Give back the listing below word for word, keeping every line in its original order.

■ ■ ■

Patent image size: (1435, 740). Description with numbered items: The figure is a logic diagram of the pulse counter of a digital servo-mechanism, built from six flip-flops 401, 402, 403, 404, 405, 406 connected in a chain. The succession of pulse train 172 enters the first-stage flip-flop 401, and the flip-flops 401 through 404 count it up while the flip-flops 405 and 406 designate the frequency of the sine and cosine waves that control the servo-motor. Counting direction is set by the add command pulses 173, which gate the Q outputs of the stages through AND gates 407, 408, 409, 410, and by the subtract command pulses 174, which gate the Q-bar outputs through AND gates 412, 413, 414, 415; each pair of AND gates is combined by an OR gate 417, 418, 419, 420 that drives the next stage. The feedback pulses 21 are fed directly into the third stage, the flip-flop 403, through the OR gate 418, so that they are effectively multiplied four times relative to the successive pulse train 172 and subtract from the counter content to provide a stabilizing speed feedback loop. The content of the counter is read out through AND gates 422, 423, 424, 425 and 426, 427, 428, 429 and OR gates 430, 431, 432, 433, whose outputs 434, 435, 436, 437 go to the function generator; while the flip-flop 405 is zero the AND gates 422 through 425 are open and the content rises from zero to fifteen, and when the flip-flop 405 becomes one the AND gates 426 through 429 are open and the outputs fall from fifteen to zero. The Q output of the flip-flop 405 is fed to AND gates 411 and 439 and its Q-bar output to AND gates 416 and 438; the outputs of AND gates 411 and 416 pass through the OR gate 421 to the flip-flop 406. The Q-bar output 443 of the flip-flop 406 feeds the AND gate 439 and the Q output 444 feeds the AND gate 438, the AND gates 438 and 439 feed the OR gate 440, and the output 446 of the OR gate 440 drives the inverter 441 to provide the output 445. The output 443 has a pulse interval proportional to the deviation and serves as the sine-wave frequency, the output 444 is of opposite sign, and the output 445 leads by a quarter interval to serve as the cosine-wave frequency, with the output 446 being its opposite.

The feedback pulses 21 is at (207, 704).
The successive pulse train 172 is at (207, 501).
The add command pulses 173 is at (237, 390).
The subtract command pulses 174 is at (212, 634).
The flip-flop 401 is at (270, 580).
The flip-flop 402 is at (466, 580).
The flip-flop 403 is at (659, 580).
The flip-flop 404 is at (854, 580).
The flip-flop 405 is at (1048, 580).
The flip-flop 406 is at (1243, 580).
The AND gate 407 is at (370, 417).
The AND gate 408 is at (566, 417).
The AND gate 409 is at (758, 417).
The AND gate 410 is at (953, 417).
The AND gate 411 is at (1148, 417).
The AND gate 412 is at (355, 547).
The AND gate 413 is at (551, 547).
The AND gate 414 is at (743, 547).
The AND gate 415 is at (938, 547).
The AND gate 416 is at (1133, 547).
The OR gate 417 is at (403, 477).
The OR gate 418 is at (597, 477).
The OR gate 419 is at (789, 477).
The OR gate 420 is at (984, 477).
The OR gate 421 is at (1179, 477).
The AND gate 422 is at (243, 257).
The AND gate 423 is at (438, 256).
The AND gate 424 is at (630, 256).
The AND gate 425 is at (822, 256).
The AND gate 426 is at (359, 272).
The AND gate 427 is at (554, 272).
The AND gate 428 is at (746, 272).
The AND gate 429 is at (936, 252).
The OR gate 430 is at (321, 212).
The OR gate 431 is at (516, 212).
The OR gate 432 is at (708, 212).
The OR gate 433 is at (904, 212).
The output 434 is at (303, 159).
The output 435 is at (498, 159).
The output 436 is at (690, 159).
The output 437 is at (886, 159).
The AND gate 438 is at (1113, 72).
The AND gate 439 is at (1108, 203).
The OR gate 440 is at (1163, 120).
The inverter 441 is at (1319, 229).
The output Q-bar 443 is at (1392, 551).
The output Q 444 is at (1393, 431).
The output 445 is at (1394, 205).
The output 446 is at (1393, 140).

■ ■ ■

* FINISHED EXERCISE
Patent image size: (1435, 740). Description with numbered items: The figure is a logic diagram of the pulse counter of a digital servo-mechanism, built from six flip-flops 401, 402, 403, 404, 405, 406 connected in a chain. The succession of pulse train 172 enters the first-stage flip-flop 401, and the flip-flops 401 through 404 count it up while the flip-flops 405 and 406 designate the frequency of the sine and cosine waves that control the servo-motor. Counting direction is set by the add command pulses 173, which gate the Q outputs of the stages through AND gates 407, 408, 409, 410, and by the subtract command pulses 174, which gate the Q-bar outputs through AND gates 412, 413, 414, 415; each pair of AND gates is combined by an OR gate 417, 418, 419, 420 that drives the next stage. The feedback pulses 21 are fed directly into the third stage, the flip-flop 403, through the OR gate 418, so that they are effectively multiplied four times relative to the successive pulse train 172 and subtract from the counter content to provide a stabilizing speed feedback loop. The content of the counter is read out through AND gates 422, 423, 424, 425 and 426, 427, 428, 429 and OR gates 430, 431, 432, 433, whose outputs 434, 435, 436, 437 go to the function generator; while the flip-flop 405 is zero the AND gates 422 through 425 are open and the content rises from zero to fifteen, and when the flip-flop 405 becomes one the AND gates 426 through 429 are open and the outputs fall from fifteen to zero. The Q output of the flip-flop 405 is fed to AND gates 411 and 439 and its Q-bar output to AND gates 416 and 438; the outputs of AND gates 411 and 416 pass through the OR gate 421 to the flip-flop 406. The Q-bar output 443 of the flip-flop 406 feeds the AND gate 439 and the Q output 444 feeds the AND gate 438, the AND gates 438 and 439 feed the OR gate 440, and the output 446 of the OR gate 440 drives the inverter 441 to provide the output 445. The output 443 has a pulse interval proportional to the deviation and serves as the sine-wave frequency, the output 444 is of opposite sign, and the output 445 leads by a quarter interval to serve as the cosine-wave frequency, with the output 446 being its opposite.

The feedback pulses 21 is at (207, 704).
The successive pulse train 172 is at (207, 501).
The add command pulses 173 is at (237, 390).
The subtract command pulses 174 is at (212, 634).
The flip-flop 401 is at (270, 580).
The flip-flop 402 is at (466, 580).
The flip-flop 403 is at (659, 580).
The flip-flop 404 is at (854, 580).
The flip-flop 405 is at (1048, 580).
The flip-flop 406 is at (1243, 580).
The AND gate 407 is at (370, 417).
The AND gate 408 is at (566, 417).
The AND gate 409 is at (758, 417).
The AND gate 410 is at (953, 417).
The AND gate 411 is at (1148, 417).
The AND gate 412 is at (355, 547).
The AND gate 413 is at (551, 547).
The AND gate 414 is at (743, 547).
The AND gate 415 is at (938, 547).
The AND gate 416 is at (1133, 547).
The OR gate 417 is at (403, 477).
The OR gate 418 is at (597, 477).
The OR gate 419 is at (789, 477).
The OR gate 420 is at (984, 477).
The OR gate 421 is at (1179, 477).
The AND gate 422 is at (243, 257).
The AND gate 423 is at (438, 256).
The AND gate 424 is at (630, 256).
The AND gate 425 is at (822, 256).
The AND gate 426 is at (359, 272).
The AND gate 427 is at (554, 272).
The AND gate 428 is at (746, 272).
The AND gate 429 is at (936, 252).
The OR gate 430 is at (321, 212).
The OR gate 431 is at (516, 212).
The OR gate 432 is at (708, 212).
The OR gate 433 is at (904, 212).
The output 434 is at (303, 159).
The output 435 is at (498, 159).
The output 436 is at (690, 159).
The output 437 is at (886, 159).
The AND gate 438 is at (1113, 72).
The AND gate 439 is at (1108, 203).
The OR gate 440 is at (1163, 120).
The inverter 441 is at (1319, 229).
The output Q-bar 443 is at (1392, 551).
The output Q 444 is at (1393, 431).
The output 445 is at (1394, 205).
The output 446 is at (1393, 140).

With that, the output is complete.